**Exercise brief:**
Going through the material below, please gather all lines with the word "from" in them.

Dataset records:
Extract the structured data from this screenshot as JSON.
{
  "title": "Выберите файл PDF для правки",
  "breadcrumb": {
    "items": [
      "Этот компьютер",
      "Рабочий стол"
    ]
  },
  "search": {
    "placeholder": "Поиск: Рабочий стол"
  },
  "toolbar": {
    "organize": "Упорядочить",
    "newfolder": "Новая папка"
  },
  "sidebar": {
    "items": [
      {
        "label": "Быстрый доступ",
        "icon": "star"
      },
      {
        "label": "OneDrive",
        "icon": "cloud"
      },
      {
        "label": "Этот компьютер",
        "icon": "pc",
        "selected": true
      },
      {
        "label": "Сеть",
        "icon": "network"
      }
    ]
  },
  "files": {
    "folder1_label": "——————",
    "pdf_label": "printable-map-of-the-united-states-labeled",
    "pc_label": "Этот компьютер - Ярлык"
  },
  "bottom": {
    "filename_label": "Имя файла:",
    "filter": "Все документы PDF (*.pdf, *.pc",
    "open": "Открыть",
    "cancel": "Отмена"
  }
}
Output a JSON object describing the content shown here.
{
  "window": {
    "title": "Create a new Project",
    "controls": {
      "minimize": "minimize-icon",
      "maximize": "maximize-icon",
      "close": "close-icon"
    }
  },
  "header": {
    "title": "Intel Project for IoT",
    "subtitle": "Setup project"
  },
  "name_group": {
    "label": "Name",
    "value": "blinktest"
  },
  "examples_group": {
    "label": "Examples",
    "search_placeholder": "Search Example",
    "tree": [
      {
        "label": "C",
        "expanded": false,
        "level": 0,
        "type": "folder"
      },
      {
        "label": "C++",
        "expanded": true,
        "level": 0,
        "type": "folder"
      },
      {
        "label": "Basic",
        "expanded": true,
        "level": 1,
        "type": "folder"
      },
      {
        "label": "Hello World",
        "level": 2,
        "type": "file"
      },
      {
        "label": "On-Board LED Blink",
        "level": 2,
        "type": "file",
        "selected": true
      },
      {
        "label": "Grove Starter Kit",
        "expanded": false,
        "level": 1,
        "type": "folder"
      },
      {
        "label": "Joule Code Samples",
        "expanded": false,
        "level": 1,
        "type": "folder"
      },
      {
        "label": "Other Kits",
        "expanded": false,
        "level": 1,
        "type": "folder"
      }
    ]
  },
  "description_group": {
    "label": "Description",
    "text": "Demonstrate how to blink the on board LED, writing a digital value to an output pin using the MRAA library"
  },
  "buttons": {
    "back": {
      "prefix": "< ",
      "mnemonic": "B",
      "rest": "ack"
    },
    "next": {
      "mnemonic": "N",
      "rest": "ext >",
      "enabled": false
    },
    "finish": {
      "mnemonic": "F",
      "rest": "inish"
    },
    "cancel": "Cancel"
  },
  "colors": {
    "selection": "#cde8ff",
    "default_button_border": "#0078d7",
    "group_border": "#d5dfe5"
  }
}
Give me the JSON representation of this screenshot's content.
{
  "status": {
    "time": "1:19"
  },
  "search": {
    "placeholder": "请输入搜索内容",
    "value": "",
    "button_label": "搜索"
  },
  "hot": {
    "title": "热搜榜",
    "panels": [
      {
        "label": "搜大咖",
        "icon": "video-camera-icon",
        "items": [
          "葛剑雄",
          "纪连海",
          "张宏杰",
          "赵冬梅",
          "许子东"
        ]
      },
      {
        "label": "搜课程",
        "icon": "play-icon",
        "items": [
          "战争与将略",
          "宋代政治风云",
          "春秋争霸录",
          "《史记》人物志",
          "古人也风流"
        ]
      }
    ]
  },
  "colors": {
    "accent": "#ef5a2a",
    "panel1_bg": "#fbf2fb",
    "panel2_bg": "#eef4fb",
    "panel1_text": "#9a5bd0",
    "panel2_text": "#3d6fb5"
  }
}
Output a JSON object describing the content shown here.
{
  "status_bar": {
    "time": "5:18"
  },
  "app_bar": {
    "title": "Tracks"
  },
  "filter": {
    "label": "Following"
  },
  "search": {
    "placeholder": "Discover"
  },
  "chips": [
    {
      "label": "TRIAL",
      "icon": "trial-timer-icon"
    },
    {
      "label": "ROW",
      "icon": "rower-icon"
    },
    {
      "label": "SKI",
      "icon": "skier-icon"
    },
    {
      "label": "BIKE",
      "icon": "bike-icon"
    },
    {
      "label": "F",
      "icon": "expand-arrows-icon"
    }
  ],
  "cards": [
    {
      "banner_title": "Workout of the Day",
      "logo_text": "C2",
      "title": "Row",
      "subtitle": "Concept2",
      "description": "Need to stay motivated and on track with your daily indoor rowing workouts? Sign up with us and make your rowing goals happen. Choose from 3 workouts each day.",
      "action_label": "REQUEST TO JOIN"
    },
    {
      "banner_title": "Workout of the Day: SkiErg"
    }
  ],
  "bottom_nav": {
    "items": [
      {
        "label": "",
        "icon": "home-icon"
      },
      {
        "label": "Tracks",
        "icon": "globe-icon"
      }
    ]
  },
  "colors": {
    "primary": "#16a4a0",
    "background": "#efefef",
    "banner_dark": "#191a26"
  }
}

**Solution to this problem:**
Extract the structured data from this screenshot as JSON.
      "description": "Need to stay motivated and on track with your daily indoor rowing workouts? Sign up with us and make your rowing goals happen. Choose from 3 workouts each day.",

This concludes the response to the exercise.